■ WHAT IS BEING ASKED
Return the lines beginning at the one that contains "What does this" and continuing to the end of the entries, including both ends, exactly as written and nothing else.

- - - - - - -

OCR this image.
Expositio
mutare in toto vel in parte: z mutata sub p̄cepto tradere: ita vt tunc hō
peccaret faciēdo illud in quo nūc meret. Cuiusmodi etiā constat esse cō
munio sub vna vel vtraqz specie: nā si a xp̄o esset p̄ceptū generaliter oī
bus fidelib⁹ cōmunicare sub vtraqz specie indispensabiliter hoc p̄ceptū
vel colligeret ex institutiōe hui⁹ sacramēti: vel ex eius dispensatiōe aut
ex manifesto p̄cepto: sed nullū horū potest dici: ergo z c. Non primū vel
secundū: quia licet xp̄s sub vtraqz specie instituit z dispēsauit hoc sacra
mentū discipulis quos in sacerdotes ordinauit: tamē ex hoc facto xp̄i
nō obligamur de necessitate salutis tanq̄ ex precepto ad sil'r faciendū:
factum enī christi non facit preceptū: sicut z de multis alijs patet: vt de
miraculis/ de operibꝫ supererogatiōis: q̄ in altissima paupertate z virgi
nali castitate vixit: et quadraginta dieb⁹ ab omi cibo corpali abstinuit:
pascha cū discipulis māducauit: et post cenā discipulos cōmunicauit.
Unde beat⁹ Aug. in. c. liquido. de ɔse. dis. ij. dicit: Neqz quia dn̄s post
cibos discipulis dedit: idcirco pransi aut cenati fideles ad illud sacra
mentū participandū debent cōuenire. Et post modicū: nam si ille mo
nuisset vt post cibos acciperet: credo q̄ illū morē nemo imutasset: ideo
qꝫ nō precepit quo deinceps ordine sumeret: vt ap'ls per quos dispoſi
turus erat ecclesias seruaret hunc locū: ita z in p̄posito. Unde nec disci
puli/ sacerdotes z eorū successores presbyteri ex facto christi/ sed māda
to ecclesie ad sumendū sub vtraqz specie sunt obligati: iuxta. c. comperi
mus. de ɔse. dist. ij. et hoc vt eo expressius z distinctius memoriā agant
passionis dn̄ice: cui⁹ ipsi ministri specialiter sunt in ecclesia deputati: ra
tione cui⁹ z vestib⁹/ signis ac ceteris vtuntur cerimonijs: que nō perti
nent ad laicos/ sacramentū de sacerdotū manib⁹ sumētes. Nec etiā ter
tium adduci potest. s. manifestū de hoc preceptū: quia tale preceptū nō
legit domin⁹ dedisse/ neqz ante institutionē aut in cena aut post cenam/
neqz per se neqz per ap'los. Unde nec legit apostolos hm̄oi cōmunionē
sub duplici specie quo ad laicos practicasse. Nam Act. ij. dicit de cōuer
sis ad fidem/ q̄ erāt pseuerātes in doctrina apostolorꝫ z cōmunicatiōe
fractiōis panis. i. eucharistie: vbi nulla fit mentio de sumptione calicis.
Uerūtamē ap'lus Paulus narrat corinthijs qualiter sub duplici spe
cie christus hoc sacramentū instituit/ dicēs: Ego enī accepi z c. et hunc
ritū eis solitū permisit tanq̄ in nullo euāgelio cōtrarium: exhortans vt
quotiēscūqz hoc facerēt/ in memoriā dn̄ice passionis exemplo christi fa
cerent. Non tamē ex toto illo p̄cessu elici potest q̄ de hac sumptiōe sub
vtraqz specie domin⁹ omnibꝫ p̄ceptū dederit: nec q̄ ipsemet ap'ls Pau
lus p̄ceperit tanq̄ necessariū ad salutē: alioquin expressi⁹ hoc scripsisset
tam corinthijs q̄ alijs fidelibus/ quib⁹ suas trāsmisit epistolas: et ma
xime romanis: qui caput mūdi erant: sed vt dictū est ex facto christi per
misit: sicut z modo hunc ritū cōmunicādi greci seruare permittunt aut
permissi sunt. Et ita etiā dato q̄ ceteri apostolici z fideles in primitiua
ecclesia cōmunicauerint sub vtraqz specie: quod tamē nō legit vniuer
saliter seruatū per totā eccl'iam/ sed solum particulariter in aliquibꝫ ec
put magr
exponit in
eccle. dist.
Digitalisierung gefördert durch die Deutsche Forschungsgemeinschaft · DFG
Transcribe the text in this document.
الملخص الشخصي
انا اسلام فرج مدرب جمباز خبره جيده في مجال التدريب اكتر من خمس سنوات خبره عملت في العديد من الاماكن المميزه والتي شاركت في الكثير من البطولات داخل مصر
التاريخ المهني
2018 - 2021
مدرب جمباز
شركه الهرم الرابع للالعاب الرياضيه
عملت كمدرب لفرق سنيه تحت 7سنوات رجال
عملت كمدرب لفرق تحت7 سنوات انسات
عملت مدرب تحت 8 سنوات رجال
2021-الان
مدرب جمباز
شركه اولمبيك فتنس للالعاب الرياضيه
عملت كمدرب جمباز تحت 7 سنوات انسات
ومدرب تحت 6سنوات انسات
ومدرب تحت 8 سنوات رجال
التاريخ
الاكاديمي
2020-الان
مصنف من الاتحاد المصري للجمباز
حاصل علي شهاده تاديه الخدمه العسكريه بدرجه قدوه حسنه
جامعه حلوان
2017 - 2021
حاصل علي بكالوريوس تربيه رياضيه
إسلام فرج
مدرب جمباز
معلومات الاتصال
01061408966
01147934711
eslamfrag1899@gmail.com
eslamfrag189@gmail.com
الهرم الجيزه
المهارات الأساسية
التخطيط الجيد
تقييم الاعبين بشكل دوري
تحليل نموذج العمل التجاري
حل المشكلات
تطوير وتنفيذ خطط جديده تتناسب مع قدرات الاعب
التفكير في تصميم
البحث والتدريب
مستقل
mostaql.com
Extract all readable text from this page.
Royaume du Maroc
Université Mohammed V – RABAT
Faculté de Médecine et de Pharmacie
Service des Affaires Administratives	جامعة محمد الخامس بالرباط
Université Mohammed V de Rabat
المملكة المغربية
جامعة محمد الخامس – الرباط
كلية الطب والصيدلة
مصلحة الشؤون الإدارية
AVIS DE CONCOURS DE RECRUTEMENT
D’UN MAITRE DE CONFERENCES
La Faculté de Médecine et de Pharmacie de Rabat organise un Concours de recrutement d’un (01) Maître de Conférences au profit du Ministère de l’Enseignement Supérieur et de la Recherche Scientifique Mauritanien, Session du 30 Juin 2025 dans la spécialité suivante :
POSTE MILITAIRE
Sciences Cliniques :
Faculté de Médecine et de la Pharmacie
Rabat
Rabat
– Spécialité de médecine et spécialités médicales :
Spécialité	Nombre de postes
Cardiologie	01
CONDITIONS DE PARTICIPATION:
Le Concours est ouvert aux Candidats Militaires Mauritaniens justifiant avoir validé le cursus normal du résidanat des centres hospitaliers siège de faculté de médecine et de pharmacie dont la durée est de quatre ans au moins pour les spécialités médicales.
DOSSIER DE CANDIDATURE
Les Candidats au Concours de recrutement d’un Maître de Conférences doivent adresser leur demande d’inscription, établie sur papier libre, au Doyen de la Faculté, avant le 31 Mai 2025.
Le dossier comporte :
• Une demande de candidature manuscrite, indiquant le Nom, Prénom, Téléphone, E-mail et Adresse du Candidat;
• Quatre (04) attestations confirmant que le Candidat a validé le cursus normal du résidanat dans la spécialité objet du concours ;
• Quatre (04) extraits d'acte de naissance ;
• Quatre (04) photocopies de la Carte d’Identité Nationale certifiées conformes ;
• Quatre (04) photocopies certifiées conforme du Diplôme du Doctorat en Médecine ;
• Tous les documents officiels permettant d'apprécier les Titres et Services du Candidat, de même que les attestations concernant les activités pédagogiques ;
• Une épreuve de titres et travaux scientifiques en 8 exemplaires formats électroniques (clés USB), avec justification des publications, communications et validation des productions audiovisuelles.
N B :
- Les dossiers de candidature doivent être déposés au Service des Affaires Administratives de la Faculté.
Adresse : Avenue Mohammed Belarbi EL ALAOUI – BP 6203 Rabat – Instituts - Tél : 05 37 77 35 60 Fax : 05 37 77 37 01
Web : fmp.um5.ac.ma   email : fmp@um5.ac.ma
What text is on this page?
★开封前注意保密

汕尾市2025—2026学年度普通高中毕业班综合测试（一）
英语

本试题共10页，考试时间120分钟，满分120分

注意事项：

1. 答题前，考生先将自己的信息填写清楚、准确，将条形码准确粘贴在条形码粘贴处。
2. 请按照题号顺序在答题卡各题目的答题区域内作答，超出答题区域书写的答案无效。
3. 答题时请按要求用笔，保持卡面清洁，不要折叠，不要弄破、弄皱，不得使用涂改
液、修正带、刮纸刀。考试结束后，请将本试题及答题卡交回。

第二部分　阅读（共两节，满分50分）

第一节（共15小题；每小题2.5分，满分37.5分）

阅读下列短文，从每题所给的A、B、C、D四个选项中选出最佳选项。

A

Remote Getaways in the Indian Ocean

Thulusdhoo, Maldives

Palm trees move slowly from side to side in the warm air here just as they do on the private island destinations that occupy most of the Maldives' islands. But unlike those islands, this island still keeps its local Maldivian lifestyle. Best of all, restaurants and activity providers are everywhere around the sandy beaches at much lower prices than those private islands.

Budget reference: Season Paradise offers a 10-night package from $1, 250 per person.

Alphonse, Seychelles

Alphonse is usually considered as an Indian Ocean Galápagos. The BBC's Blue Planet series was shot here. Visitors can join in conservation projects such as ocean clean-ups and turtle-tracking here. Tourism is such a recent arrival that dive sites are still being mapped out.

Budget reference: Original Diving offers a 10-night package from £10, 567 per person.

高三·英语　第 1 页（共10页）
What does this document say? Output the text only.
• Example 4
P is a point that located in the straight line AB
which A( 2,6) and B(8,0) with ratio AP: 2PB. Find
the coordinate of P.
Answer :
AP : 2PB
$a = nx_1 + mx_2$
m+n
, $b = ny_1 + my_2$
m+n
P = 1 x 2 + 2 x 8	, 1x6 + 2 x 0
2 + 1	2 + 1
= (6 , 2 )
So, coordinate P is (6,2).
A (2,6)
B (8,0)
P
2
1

- - - - - - -

■ WORKED ANSWER
What does this document say? Output the text only.
• Example 4
P is a point that located in the straight line AB
which A( 2,6) and B(8,0) with ratio AP: 2PB. Find
the coordinate of P.
Answer :
AP : 2PB
$a = nx_1 + mx_2$
m+n
, $b = ny_1 + my_2$
m+n
P = 1 x 2 + 2 x 8	, 1x6 + 2 x 0
2 + 1	2 + 1
= (6 , 2 )
So, coordinate P is (6,2).
A (2,6)
B (8,0)
P
2
1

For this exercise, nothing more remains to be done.